Print the records below word for word, but leave out the pictures.

****************************************

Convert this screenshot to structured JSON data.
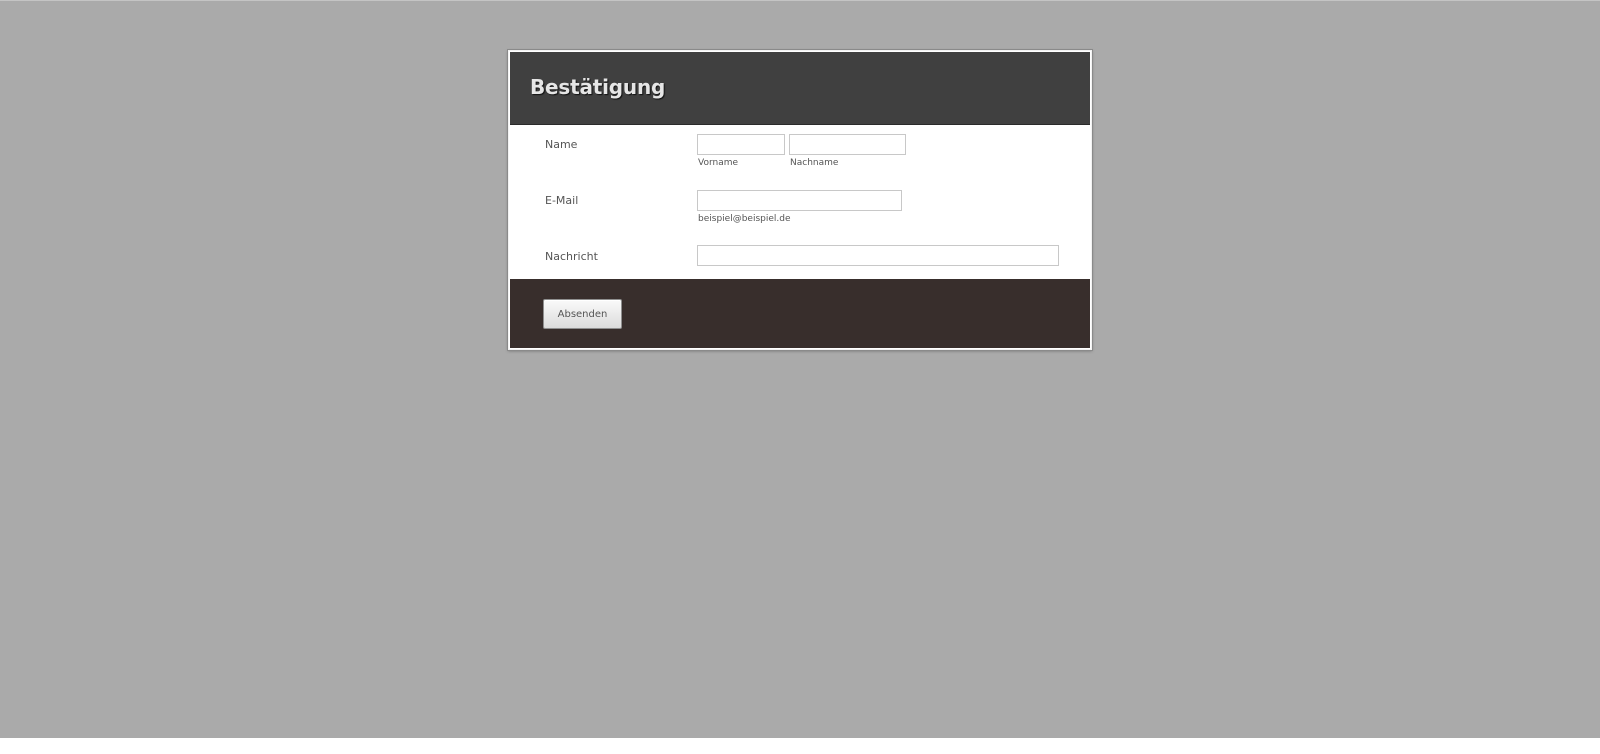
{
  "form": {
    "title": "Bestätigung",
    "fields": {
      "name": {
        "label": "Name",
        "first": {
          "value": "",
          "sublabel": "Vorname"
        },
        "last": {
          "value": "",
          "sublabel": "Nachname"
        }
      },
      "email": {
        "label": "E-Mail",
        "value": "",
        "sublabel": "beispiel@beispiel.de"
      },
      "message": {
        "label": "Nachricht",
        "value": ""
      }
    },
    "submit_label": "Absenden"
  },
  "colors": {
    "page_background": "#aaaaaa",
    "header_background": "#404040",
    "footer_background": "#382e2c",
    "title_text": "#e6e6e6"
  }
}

****************************************

Exercise response:
Convert this screenshot to structured JSON data.
{
  "form": {
    "title": "Bestätigung",
    "fields": {
      "name": {
        "label": "Name",
        "first": {
          "value": "",
          "sublabel": "Vorname"
        },
        "last": {
          "value": "",
          "sublabel": "Nachname"
        }
      },
      "email": {
        "label": "E-Mail",
        "value": "",
        "sublabel": "beispiel@beispiel.de"
      },
      "message": {
        "label": "Nachricht",
        "value": ""
      }
    },
    "submit_label": "Absenden"
  },
  "colors": {
    "page_background": "#aaaaaa",
    "header_background": "#404040",
    "footer_background": "#382e2c",
    "title_text": "#e6e6e6"
  }
}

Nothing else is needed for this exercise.